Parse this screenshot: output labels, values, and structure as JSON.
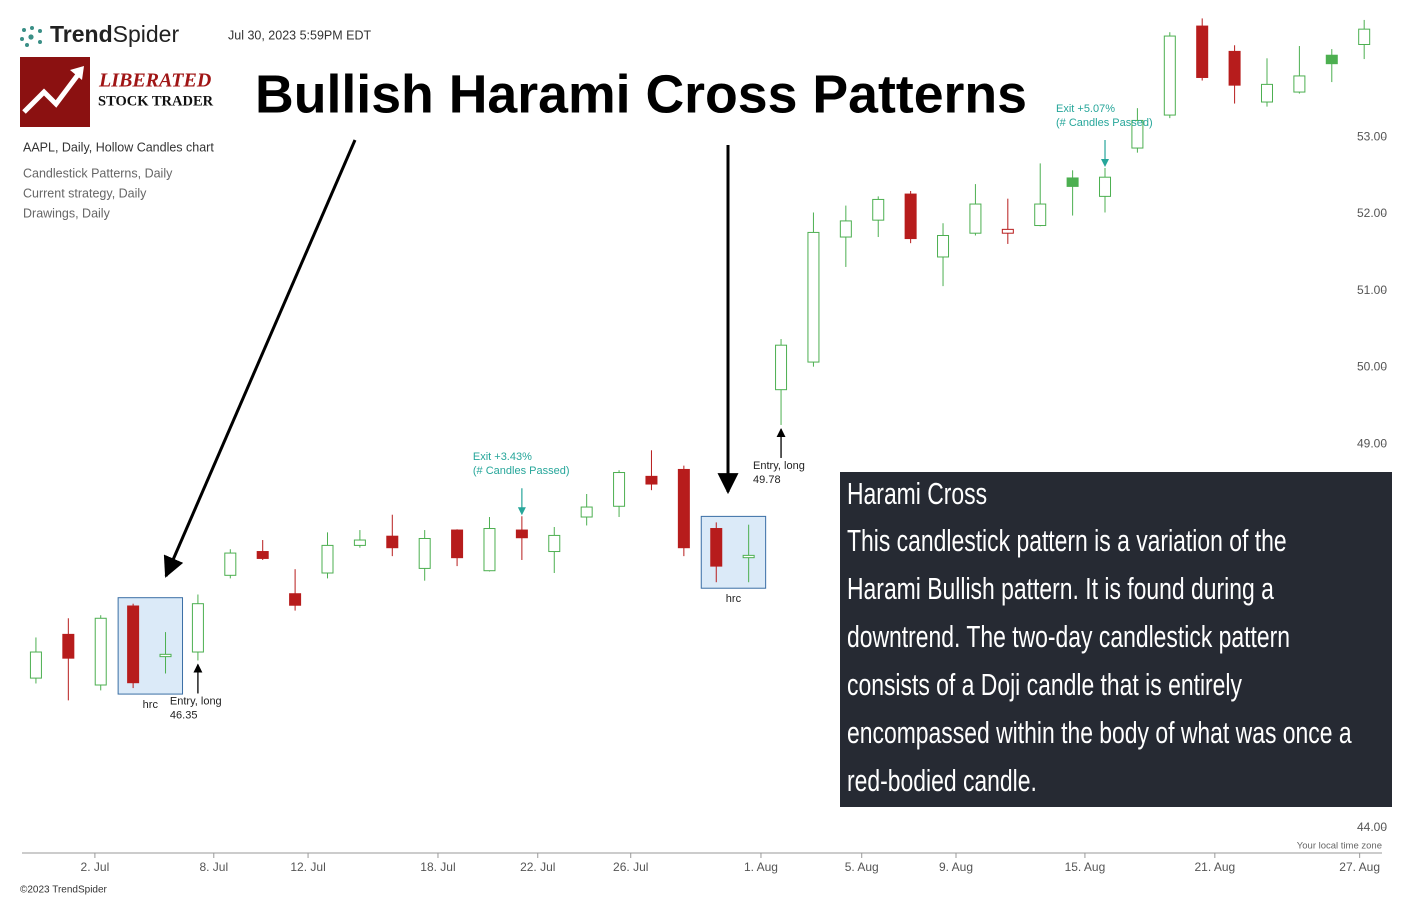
{
  "header": {
    "brand_bold": "Trend",
    "brand_light": "Spider",
    "timestamp": "Jul 30, 2023 5:59PM EDT",
    "logo_top": "LIBERATED",
    "logo_bottom": "STOCK TRADER"
  },
  "legend_lines": [
    "AAPL, Daily, Hollow Candles chart",
    "Candlestick Patterns, Daily",
    "Current strategy, Daily",
    "Drawings, Daily"
  ],
  "footer": {
    "timezone": "Your local time zone",
    "copyright": "©2023 TrendSpider"
  },
  "info_box": {
    "title": "Harami Cross",
    "body_lines": [
      "This candlestick pattern is a variation of the",
      "Harami Bullish pattern. It is found during a",
      "downtrend. The two-day candlestick pattern",
      "consists of a Doji candle that is entirely",
      "encompassed within the body of what was once a",
      "red-bodied candle."
    ]
  },
  "chart_data": {
    "type": "candlestick",
    "title": "Bullish Harami Cross Patterns",
    "up_color": "#4caf50",
    "down_color": "#b71c1c",
    "open": [
      45.95,
      46.52,
      45.86,
      46.89,
      46.23,
      46.29,
      47.29,
      47.6,
      47.05,
      47.32,
      47.68,
      47.8,
      47.38,
      47.88,
      47.35,
      47.88,
      47.6,
      48.05,
      48.19,
      48.58,
      48.67,
      47.9,
      47.52,
      49.71,
      50.07,
      51.7,
      51.92,
      52.26,
      51.44,
      51.75,
      51.75,
      51.85,
      52.47,
      52.23,
      52.86,
      53.29,
      54.45,
      54.12,
      53.46,
      53.59,
      54.07,
      54.21
    ],
    "high": [
      46.48,
      46.73,
      46.77,
      46.92,
      46.55,
      47.04,
      47.63,
      47.75,
      47.37,
      47.85,
      47.88,
      48.08,
      47.88,
      47.89,
      48.05,
      48.06,
      47.92,
      48.35,
      48.66,
      48.92,
      48.72,
      47.98,
      47.95,
      50.37,
      52.02,
      52.11,
      52.23,
      52.3,
      51.88,
      52.39,
      52.2,
      52.66,
      52.57,
      52.6,
      53.38,
      54.37,
      54.55,
      54.2,
      54.03,
      54.19,
      54.15,
      54.53
    ],
    "low": [
      45.88,
      45.66,
      45.79,
      45.82,
      46.01,
      46.18,
      47.25,
      47.49,
      46.83,
      47.25,
      47.65,
      47.54,
      47.22,
      47.41,
      47.34,
      47.49,
      47.32,
      47.94,
      48.05,
      48.4,
      47.54,
      47.2,
      47.2,
      49.25,
      50.01,
      51.31,
      51.7,
      51.62,
      51.06,
      51.72,
      51.61,
      51.84,
      51.98,
      52.02,
      52.8,
      53.25,
      53.74,
      53.44,
      53.4,
      53.57,
      53.72,
      54.02
    ],
    "close": [
      46.29,
      46.21,
      46.73,
      45.89,
      46.26,
      46.92,
      47.58,
      47.51,
      46.9,
      47.68,
      47.75,
      47.65,
      47.77,
      47.52,
      47.9,
      47.78,
      47.81,
      48.18,
      48.63,
      48.48,
      47.65,
      47.41,
      47.55,
      50.29,
      51.76,
      51.91,
      52.19,
      51.68,
      51.72,
      52.13,
      51.8,
      52.13,
      52.36,
      52.48,
      53.22,
      54.32,
      53.78,
      53.68,
      53.69,
      53.8,
      53.96,
      54.41
    ],
    "ylim": [
      43.67,
      54.79
    ],
    "yticks": [
      {
        "value": 44,
        "label": "44.00"
      },
      {
        "value": 49,
        "label": "49.00"
      },
      {
        "value": 50,
        "label": "50.00"
      },
      {
        "value": 51,
        "label": "51.00"
      },
      {
        "value": 52,
        "label": "52.00"
      },
      {
        "value": 53,
        "label": "53.00"
      }
    ],
    "xlim": [
      -0.43,
      41.55
    ],
    "xticks": [
      {
        "value": 1.82,
        "label": "2. Jul"
      },
      {
        "value": 5.49,
        "label": "8. Jul"
      },
      {
        "value": 8.4,
        "label": "12. Jul"
      },
      {
        "value": 12.41,
        "label": "18. Jul"
      },
      {
        "value": 15.49,
        "label": "22. Jul"
      },
      {
        "value": 18.36,
        "label": "26. Jul"
      },
      {
        "value": 22.38,
        "label": "1. Aug"
      },
      {
        "value": 25.49,
        "label": "5. Aug"
      },
      {
        "value": 28.4,
        "label": "9. Aug"
      },
      {
        "value": 32.38,
        "label": "15. Aug"
      },
      {
        "value": 36.39,
        "label": "21. Aug"
      },
      {
        "value": 40.86,
        "label": "27. Aug"
      }
    ],
    "patterns": [
      {
        "label": "hrc"
      },
      {
        "label": "hrc"
      }
    ],
    "entries": [
      {
        "label": "Entry, long",
        "price": 46.35
      },
      {
        "label": "Entry, long",
        "price": 49.78
      }
    ],
    "exits": [
      {
        "label": "Exit +3.43%",
        "note": "(# Candles Passed)"
      },
      {
        "label": "Exit +5.07%",
        "note": "(# Candles Passed)"
      }
    ]
  }
}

+--

Print all of the records shown above exactly, leaving out each picture.

▸ Task solution:
Parse this screenshot: output labels, values, and structure as JSON.
{
  "header": {
    "brand_bold": "Trend",
    "brand_light": "Spider",
    "timestamp": "Jul 30, 2023 5:59PM EDT",
    "logo_top": "LIBERATED",
    "logo_bottom": "STOCK TRADER"
  },
  "legend_lines": [
    "AAPL, Daily, Hollow Candles chart",
    "Candlestick Patterns, Daily",
    "Current strategy, Daily",
    "Drawings, Daily"
  ],
  "footer": {
    "timezone": "Your local time zone",
    "copyright": "©2023 TrendSpider"
  },
  "info_box": {
    "title": "Harami Cross",
    "body_lines": [
      "This candlestick pattern is a variation of the",
      "Harami Bullish pattern. It is found during a",
      "downtrend. The two-day candlestick pattern",
      "consists of a Doji candle that is entirely",
      "encompassed within the body of what was once a",
      "red-bodied candle."
    ]
  },
  "chart_data": {
    "type": "candlestick",
    "title": "Bullish Harami Cross Patterns",
    "up_color": "#4caf50",
    "down_color": "#b71c1c",
    "open": [
      45.95,
      46.52,
      45.86,
      46.89,
      46.23,
      46.29,
      47.29,
      47.6,
      47.05,
      47.32,
      47.68,
      47.8,
      47.38,
      47.88,
      47.35,
      47.88,
      47.6,
      48.05,
      48.19,
      48.58,
      48.67,
      47.9,
      47.52,
      49.71,
      50.07,
      51.7,
      51.92,
      52.26,
      51.44,
      51.75,
      51.75,
      51.85,
      52.47,
      52.23,
      52.86,
      53.29,
      54.45,
      54.12,
      53.46,
      53.59,
      54.07,
      54.21
    ],
    "high": [
      46.48,
      46.73,
      46.77,
      46.92,
      46.55,
      47.04,
      47.63,
      47.75,
      47.37,
      47.85,
      47.88,
      48.08,
      47.88,
      47.89,
      48.05,
      48.06,
      47.92,
      48.35,
      48.66,
      48.92,
      48.72,
      47.98,
      47.95,
      50.37,
      52.02,
      52.11,
      52.23,
      52.3,
      51.88,
      52.39,
      52.2,
      52.66,
      52.57,
      52.6,
      53.38,
      54.37,
      54.55,
      54.2,
      54.03,
      54.19,
      54.15,
      54.53
    ],
    "low": [
      45.88,
      45.66,
      45.79,
      45.82,
      46.01,
      46.18,
      47.25,
      47.49,
      46.83,
      47.25,
      47.65,
      47.54,
      47.22,
      47.41,
      47.34,
      47.49,
      47.32,
      47.94,
      48.05,
      48.4,
      47.54,
      47.2,
      47.2,
      49.25,
      50.01,
      51.31,
      51.7,
      51.62,
      51.06,
      51.72,
      51.61,
      51.84,
      51.98,
      52.02,
      52.8,
      53.25,
      53.74,
      53.44,
      53.4,
      53.57,
      53.72,
      54.02
    ],
    "close": [
      46.29,
      46.21,
      46.73,
      45.89,
      46.26,
      46.92,
      47.58,
      47.51,
      46.9,
      47.68,
      47.75,
      47.65,
      47.77,
      47.52,
      47.9,
      47.78,
      47.81,
      48.18,
      48.63,
      48.48,
      47.65,
      47.41,
      47.55,
      50.29,
      51.76,
      51.91,
      52.19,
      51.68,
      51.72,
      52.13,
      51.8,
      52.13,
      52.36,
      52.48,
      53.22,
      54.32,
      53.78,
      53.68,
      53.69,
      53.8,
      53.96,
      54.41
    ],
    "ylim": [
      43.67,
      54.79
    ],
    "yticks": [
      {
        "value": 44,
        "label": "44.00"
      },
      {
        "value": 49,
        "label": "49.00"
      },
      {
        "value": 50,
        "label": "50.00"
      },
      {
        "value": 51,
        "label": "51.00"
      },
      {
        "value": 52,
        "label": "52.00"
      },
      {
        "value": 53,
        "label": "53.00"
      }
    ],
    "xlim": [
      -0.43,
      41.55
    ],
    "xticks": [
      {
        "value": 1.82,
        "label": "2. Jul"
      },
      {
        "value": 5.49,
        "label": "8. Jul"
      },
      {
        "value": 8.4,
        "label": "12. Jul"
      },
      {
        "value": 12.41,
        "label": "18. Jul"
      },
      {
        "value": 15.49,
        "label": "22. Jul"
      },
      {
        "value": 18.36,
        "label": "26. Jul"
      },
      {
        "value": 22.38,
        "label": "1. Aug"
      },
      {
        "value": 25.49,
        "label": "5. Aug"
      },
      {
        "value": 28.4,
        "label": "9. Aug"
      },
      {
        "value": 32.38,
        "label": "15. Aug"
      },
      {
        "value": 36.39,
        "label": "21. Aug"
      },
      {
        "value": 40.86,
        "label": "27. Aug"
      }
    ],
    "patterns": [
      {
        "label": "hrc"
      },
      {
        "label": "hrc"
      }
    ],
    "entries": [
      {
        "label": "Entry, long",
        "price": 46.35
      },
      {
        "label": "Entry, long",
        "price": 49.78
      }
    ],
    "exits": [
      {
        "label": "Exit +3.43%",
        "note": "(# Candles Passed)"
      },
      {
        "label": "Exit +5.07%",
        "note": "(# Candles Passed)"
      }
    ]
  }
}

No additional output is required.